WRITTEN REQUEST>
Rewrite the entries below as a JSON list of strings, with one string for each line and any blank lines omitted.

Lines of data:
::::::::::
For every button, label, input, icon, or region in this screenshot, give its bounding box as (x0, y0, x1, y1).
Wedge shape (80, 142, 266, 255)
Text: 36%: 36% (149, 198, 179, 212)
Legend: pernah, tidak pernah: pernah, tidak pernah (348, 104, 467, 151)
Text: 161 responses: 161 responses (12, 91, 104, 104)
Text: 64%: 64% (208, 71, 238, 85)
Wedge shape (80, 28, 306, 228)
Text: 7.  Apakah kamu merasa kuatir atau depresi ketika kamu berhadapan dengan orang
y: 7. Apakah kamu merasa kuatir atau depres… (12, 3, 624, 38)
::::::::::
TASK RESPONSE>
[
  "For every button, label, input, icon, or region in this screenshot, give its bounding box as (x0, y0, x1, y1).",
  "Wedge shape (80, 142, 266, 255)",
  "Text: 36%: 36% (149, 198, 179, 212)",
  "Legend: pernah, tidak pernah: pernah, tidak pernah (348, 104, 467, 151)",
  "Text: 161 responses: 161 responses (12, 91, 104, 104)",
  "Text: 64%: 64% (208, 71, 238, 85)",
  "Wedge shape (80, 28, 306, 228)",
  "Text: 7.  Apakah kamu merasa kuatir atau depresi ketika kamu berhadapan dengan orang",
  "y: 7. Apakah kamu merasa kuatir atau depres… (12, 3, 624, 38)"
]